Goal of the exercise ::
For the material that follows, list every line containing the word "Infused".

Entries supplied ::
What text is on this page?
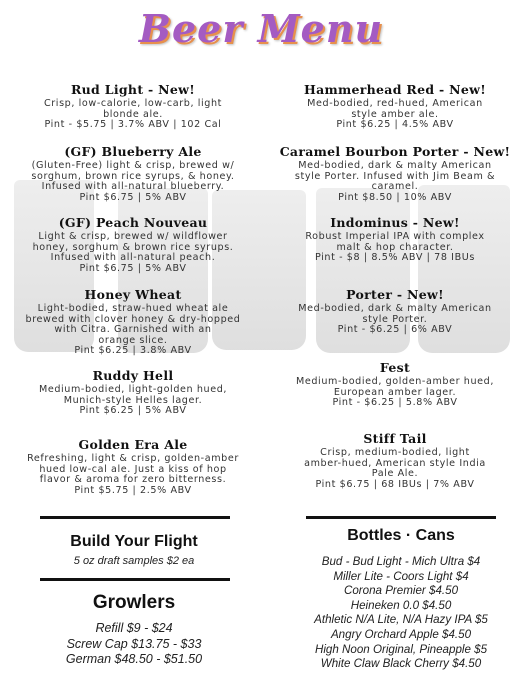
Beer Menu
Rud Light - New!

Crisp, low-calorie, low-carb, light

blonde ale.

Pint - $5.75 | 3.7% ABV | 102 Cal

(GF) Blueberry Ale

(Gluten-Free) light & crisp, brewed w/

sorghum, brown rice syrups, & honey.

Infused with all-natural blueberry.

Pint $6.75 | 5% ABV

(GF) Peach Nouveau

Light & crisp, brewed w/ wildflower

honey, sorghum & brown rice syrups.

Infused with all-natural peach.

Pint $6.75 | 5% ABV

Honey Wheat

Light-bodied, straw-hued wheat ale

brewed with clover honey & dry-hopped

with Citra. Garnished with an

orange slice.

Pint $6.25 | 3.8% ABV

Ruddy Hell

Medium-bodied, light-golden hued,

Munich-style Helles lager.

Pint $6.25 | 5% ABV

Golden Era Ale

Refreshing, light & crisp, golden-amber

hued low-cal ale. Just a kiss of hop

flavor & aroma for zero bitterness.

Pint $5.75 | 2.5% ABV

Hammerhead Red - New!

Med-bodied, red-hued, American

style amber ale.

Pint $6.25 | 4.5% ABV

Caramel Bourbon Porter - New!

Med-bodied, dark & malty American

style Porter. Infused with Jim Beam &

caramel.

Pint $8.50 | 10% ABV

Indominus - New!

Robust Imperial IPA with complex

malt & hop character.

Pint - $8 | 8.5% ABV | 78 IBUs

Porter - New!

Med-bodied, dark & malty American

style Porter.

Pint - $6.25 | 6% ABV

Fest

Medium-bodied, golden-amber hued,

European amber lager.

Pint - $6.25 | 5.8% ABV

Stiff Tail

Crisp, medium-bodied, light

amber-hued, American style India

Pale Ale.

Pint $6.75 | 68 IBUs | 7% ABV

Build Your Flight
5 oz draft samples $2 ea
Growlers
Refill $9 - $24
Screw Cap $13.75 - $33
German $48.50 - $51.50
Bottles · Cans
Bud - Bud Light - Mich Ultra $4
Miller Lite - Coors Light $4
Corona Premier $4.50
Heineken 0.0 $4.50
Athletic N/A Lite, N/A Hazy IPA $5
Angry Orchard Apple $4.50
High Noon Original, Pineapple $5
White Claw Black Cherry $4.50
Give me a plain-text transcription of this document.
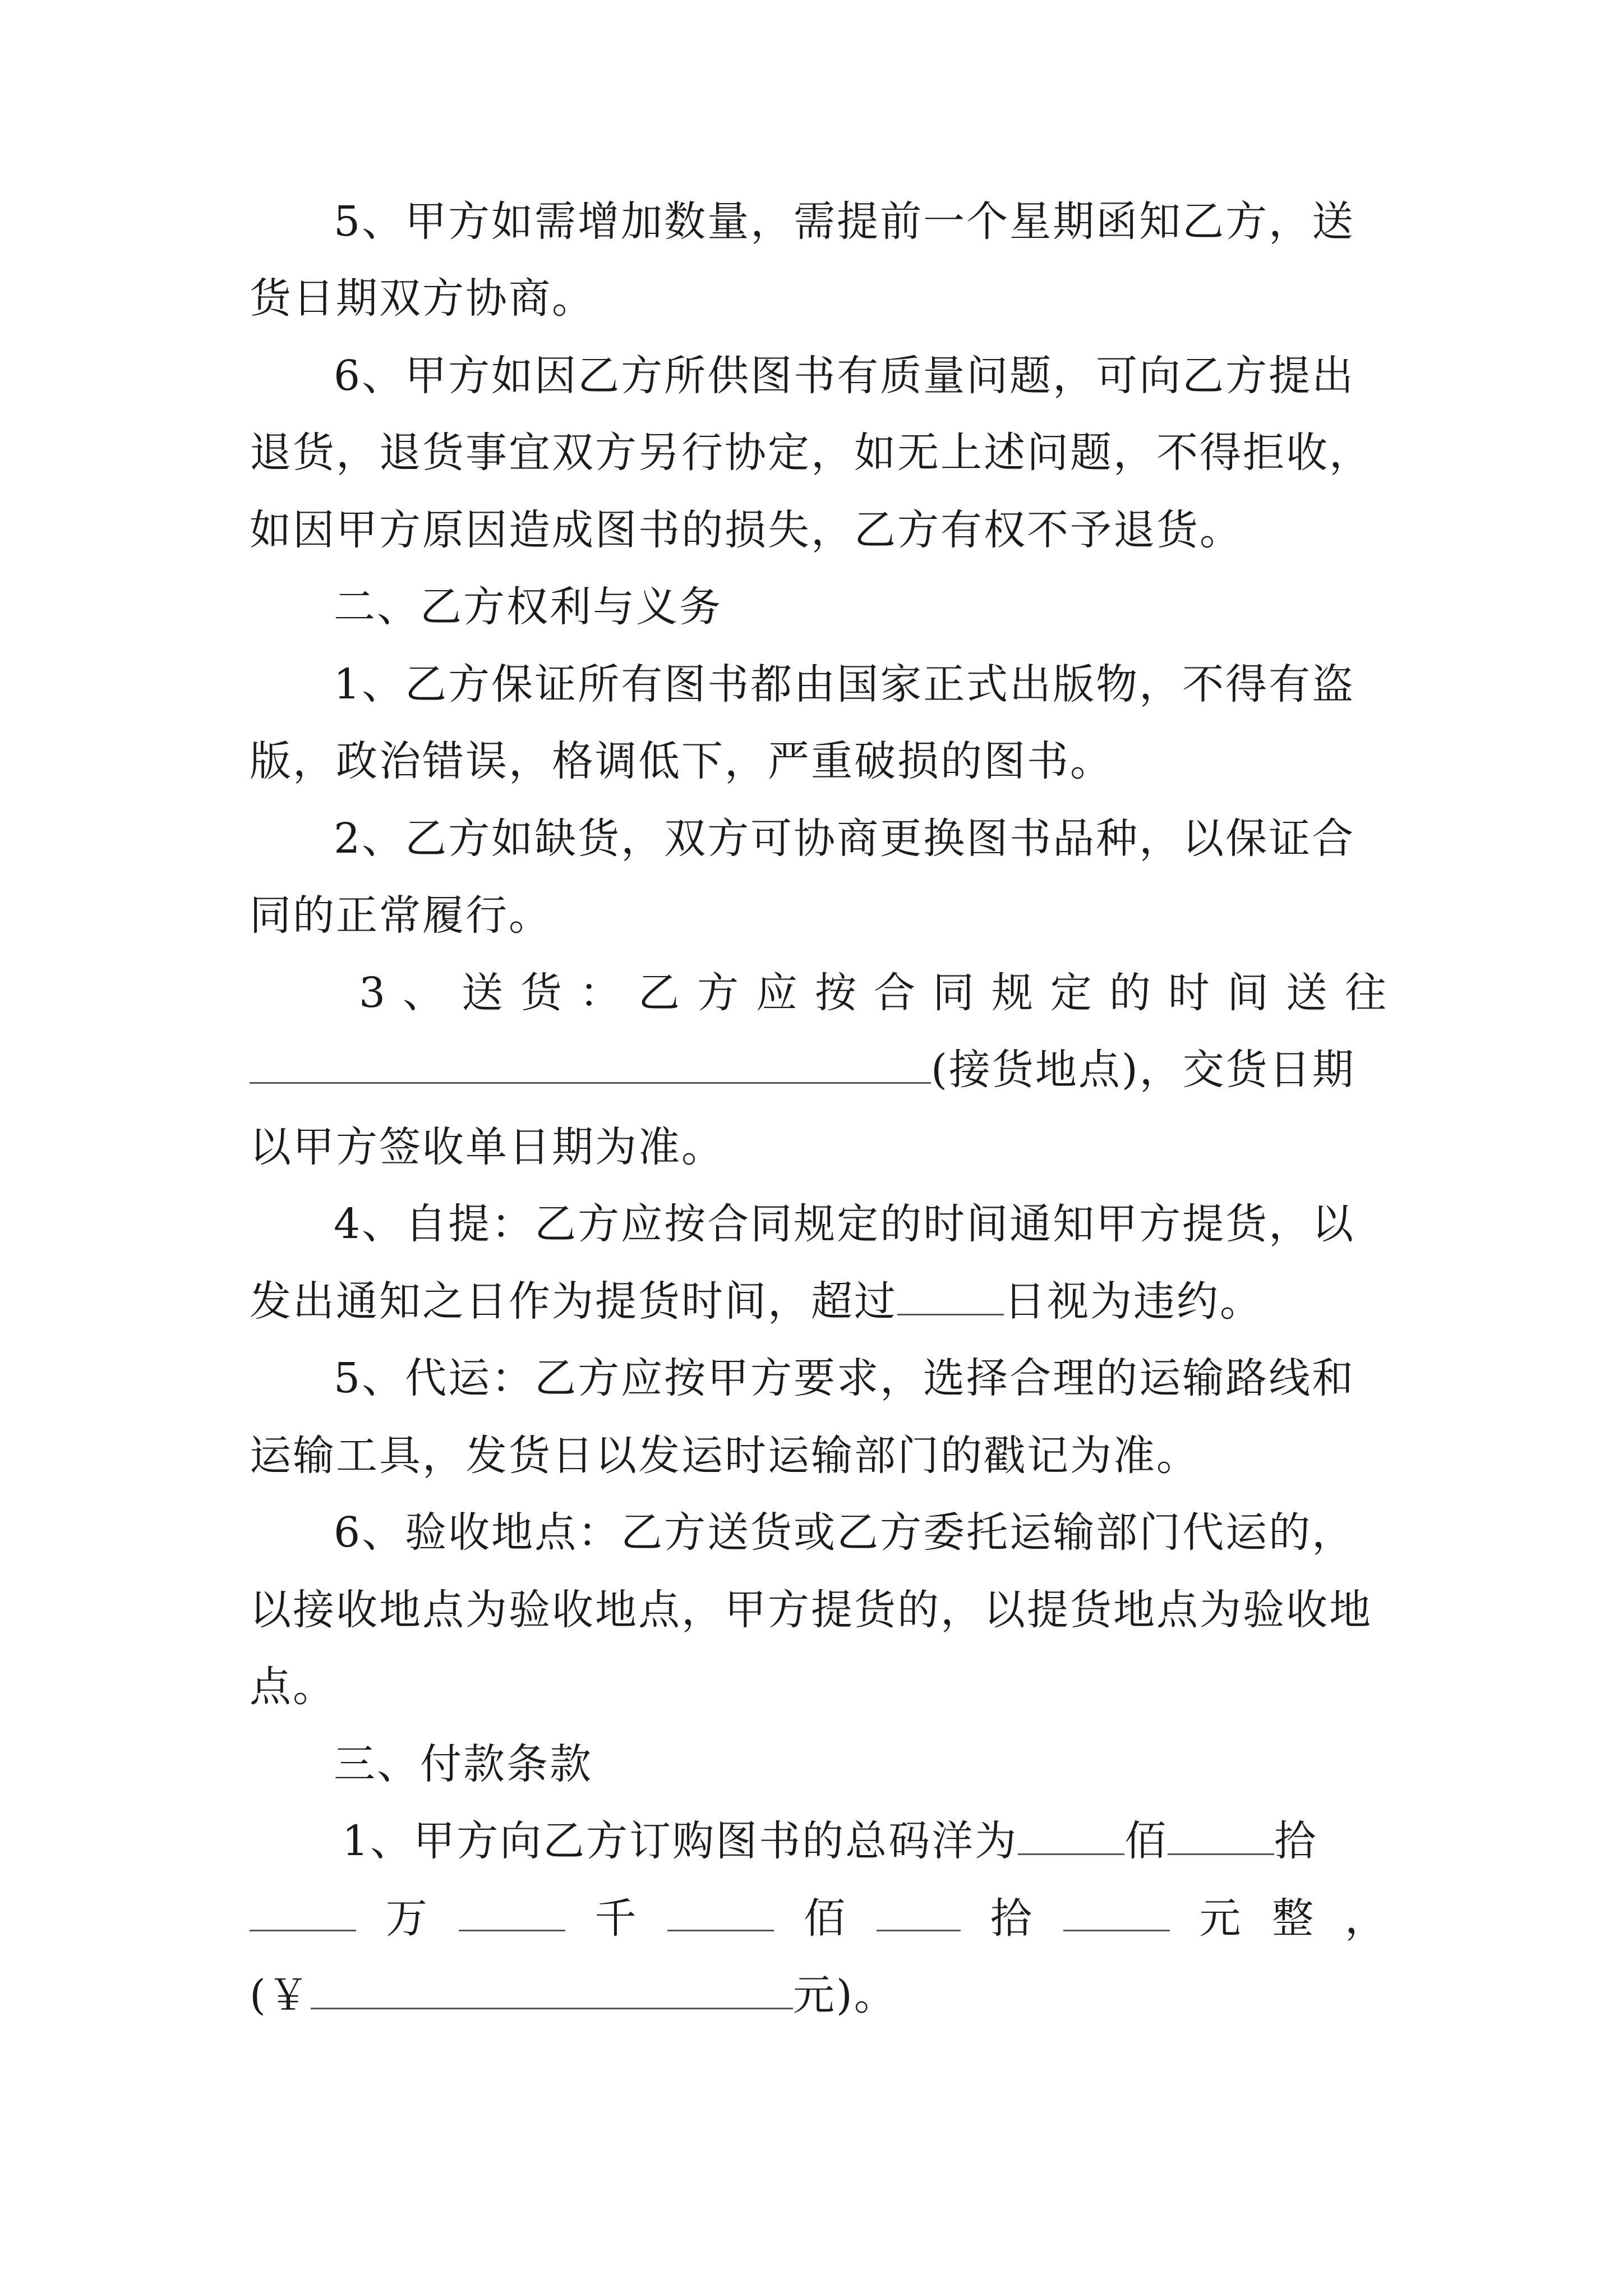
5、甲方如需增加数量，需提前一个星期函知乙方，送
货日期双方协商。
6、甲方如因乙方所供图书有质量问题，可向乙方提出
退货，退货事宜双方另行协定，如无上述问题，不得拒收，
如因甲方原因造成图书的损失，乙方有权不予退货。
二、乙方权利与义务
1、乙方保证所有图书都由国家正式出版物，不得有盗
版，政治错误，格调低下，严重破损的图书。
2、乙方如缺货，双方可协商更换图书品种，以保证合
同的正常履行。
3 、 送 货 ： 乙 方 应 按 合 同 规 定 的 时 间 送 往
(接货地点)，交货日期
以甲方签收单日期为准。
4、自提：乙方应按合同规定的时间通知甲方提货，以
发出通知之日作为提货时间，超过	日视为违约。
5、代运：乙方应按甲方要求，选择合理的运输路线和
运输工具，发货日以发运时运输部门的戳记为准。
6、验收地点：乙方送货或乙方委托运输部门代运的，
以接收地点为验收地点，甲方提货的，以提货地点为验收地
点。
三、付款条款
1、甲方向乙方订购图书的总码洋为	佰	拾
万	千	佰	拾	元 整 ，
(￥	元)。
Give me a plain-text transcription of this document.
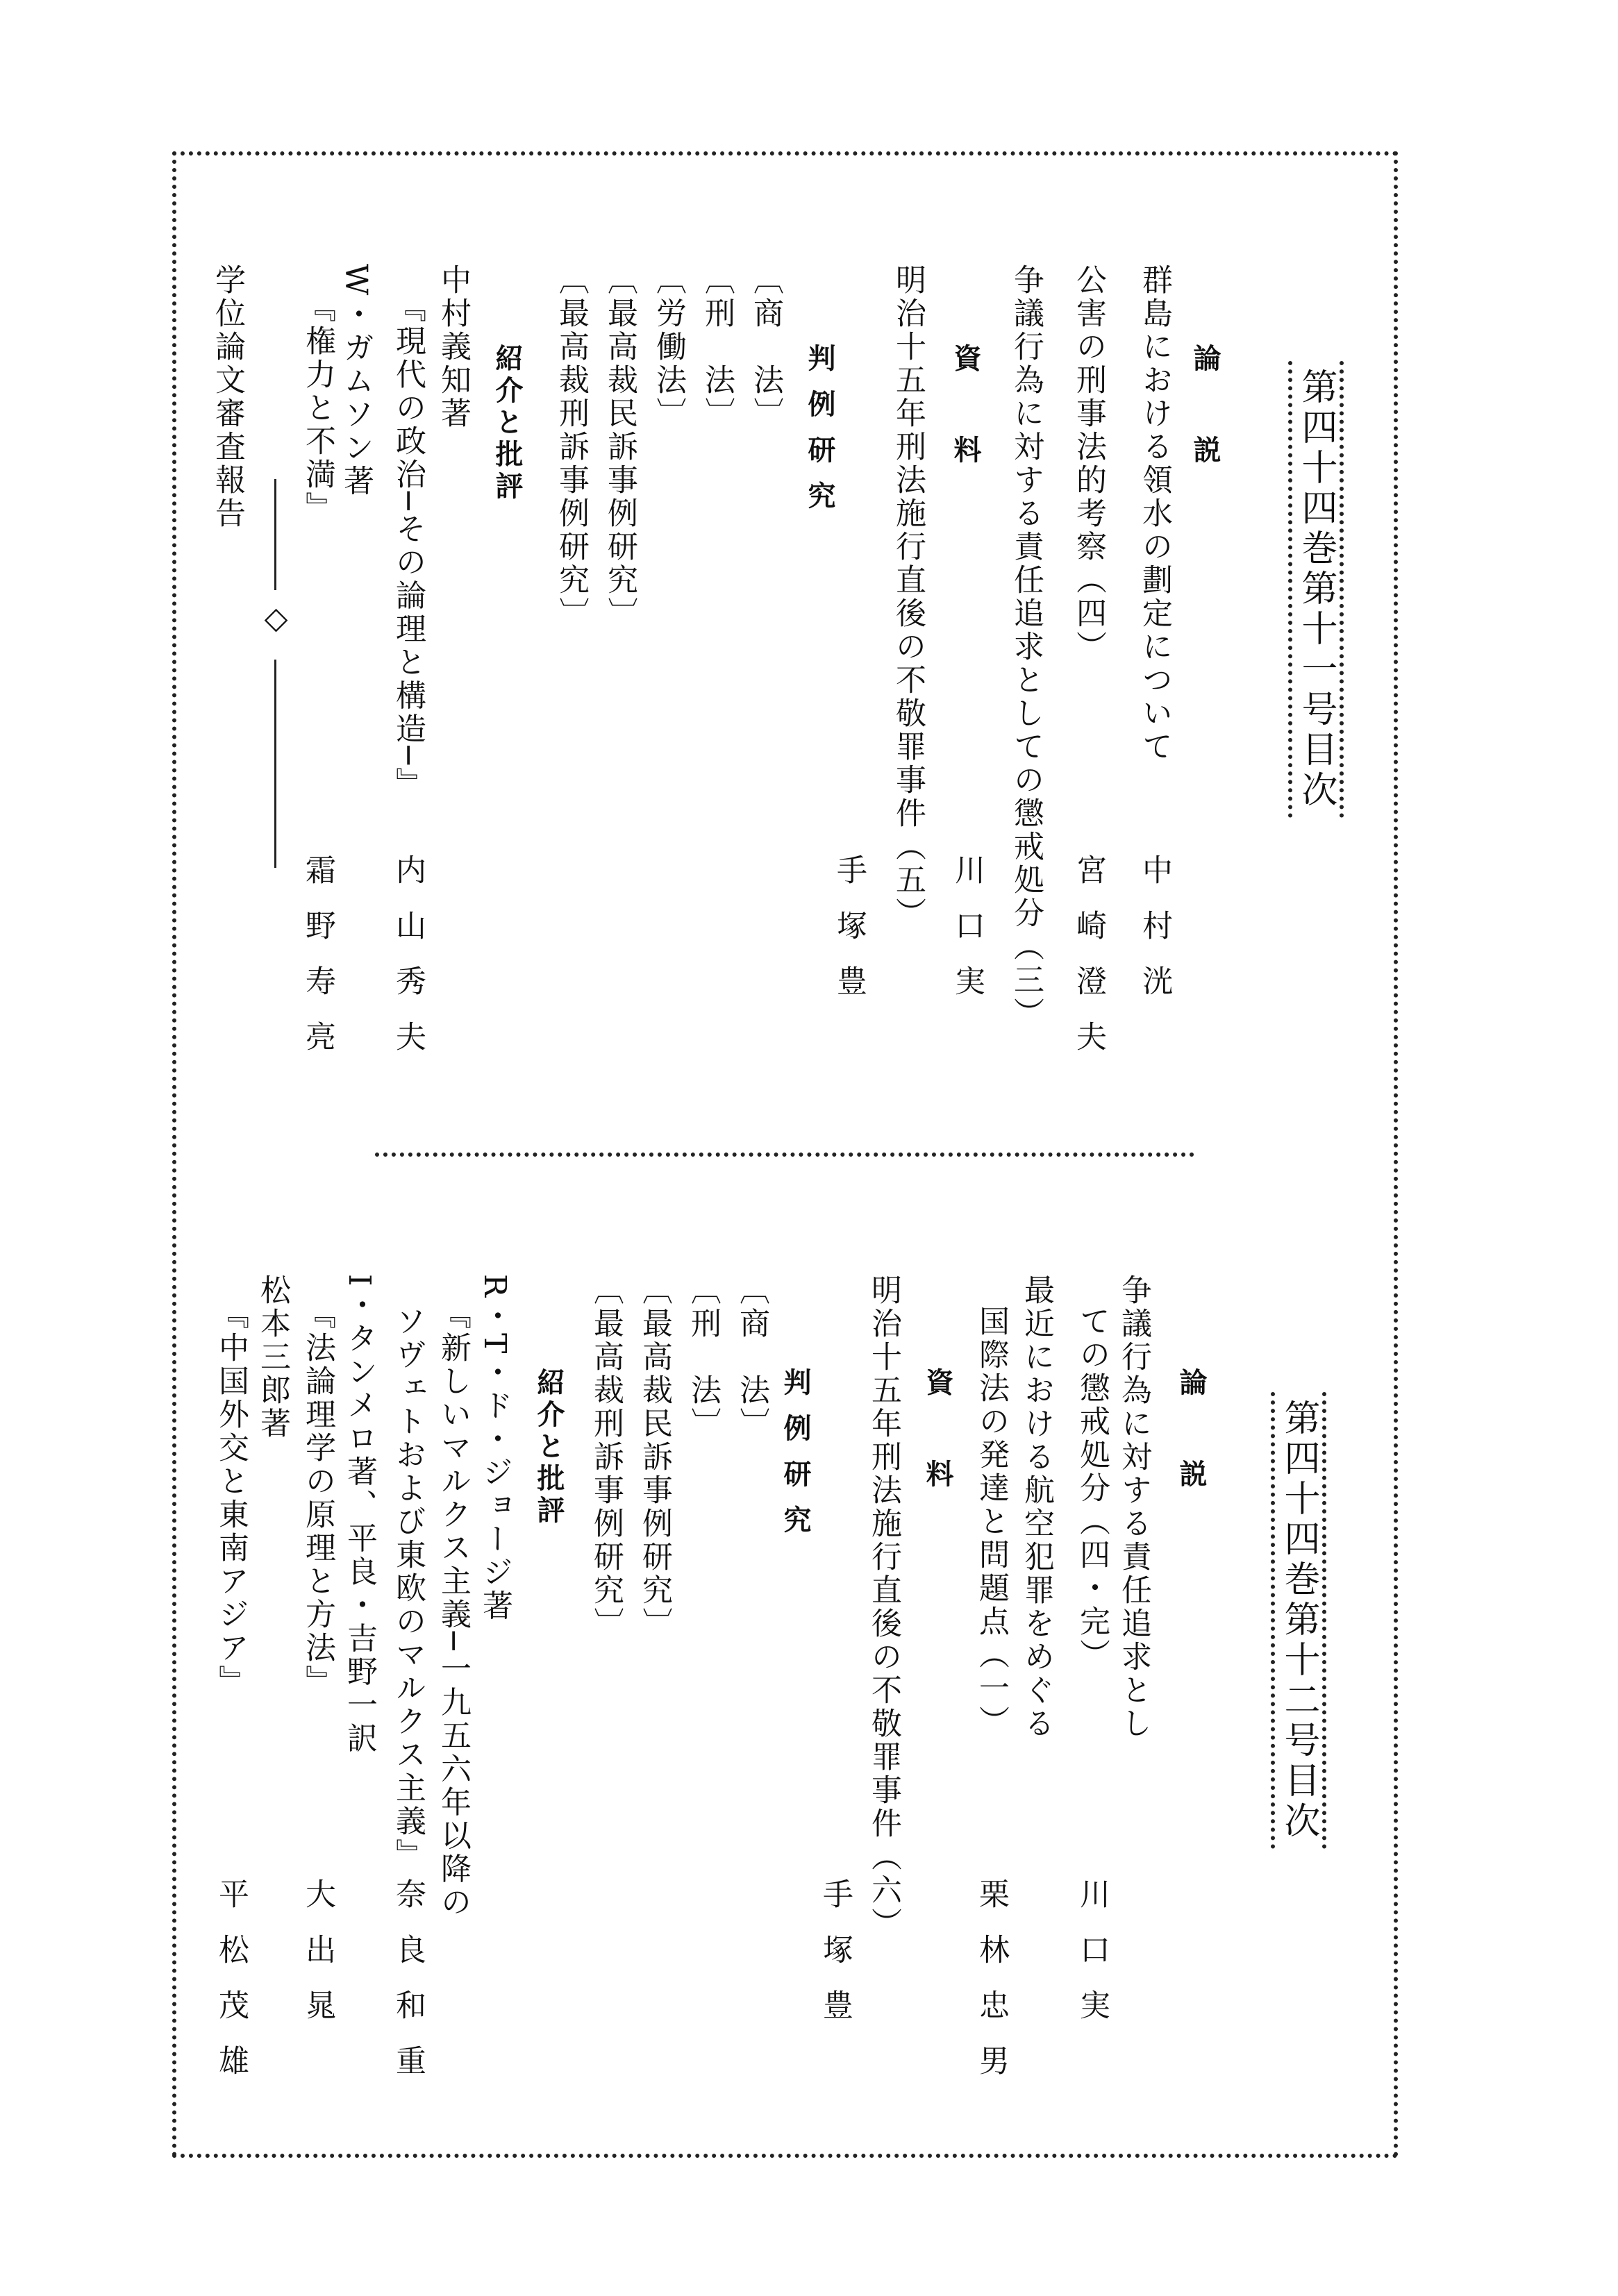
第四十四巻第十一号目次
論　説
群島における領水の劃定について
中村洸
公害の刑事法的考察（四）
宮崎澄夫
争議行為に対する責任追求としての懲戒処分（三）
資　料
川口実
明治十五年刑法施行直後の不敬罪事件（五）
判例研究
手塚豊
〔商　法〕
〔刑　法〕
〔労働法〕
〔最高裁民訴事例研究〕
〔最高裁刑訴事例研究〕
紹介と批評
中村義知著
『現代の政治─その論理と構造─』
内山秀夫
W・ガムソン著
『権力と不満』
霜野寿亮
◇
学位論文審査報告
第四十四巻第十二号目次
論　説
争議行為に対する責任追求とし
ての懲戒処分（四・完）
川口実
最近における航空犯罪をめぐる
国際法の発達と問題点（一）
栗林忠男
資　料
明治十五年刑法施行直後の不敬罪事件（六）
判例研究
手塚豊
〔商　法〕
〔刑　法〕
〔最高裁民訴事例研究〕
〔最高裁刑訴事例研究〕
紹介と批評
R・T・ド・ジョージ著
『新しいマルクス主義─一九五六年以降の
ソヴェトおよび東欧のマルクス主義』
奈良和重
I・タンメロ著、平良・吉野一訳
『法論理学の原理と方法』
大出晁
松本三郎著
『中国外交と東南アジア』
平松茂雄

Reply to the exercise ::
Infused with all-natural blueberry.
Infused with all-natural peach.
style Porter. Infused with Jim Beam &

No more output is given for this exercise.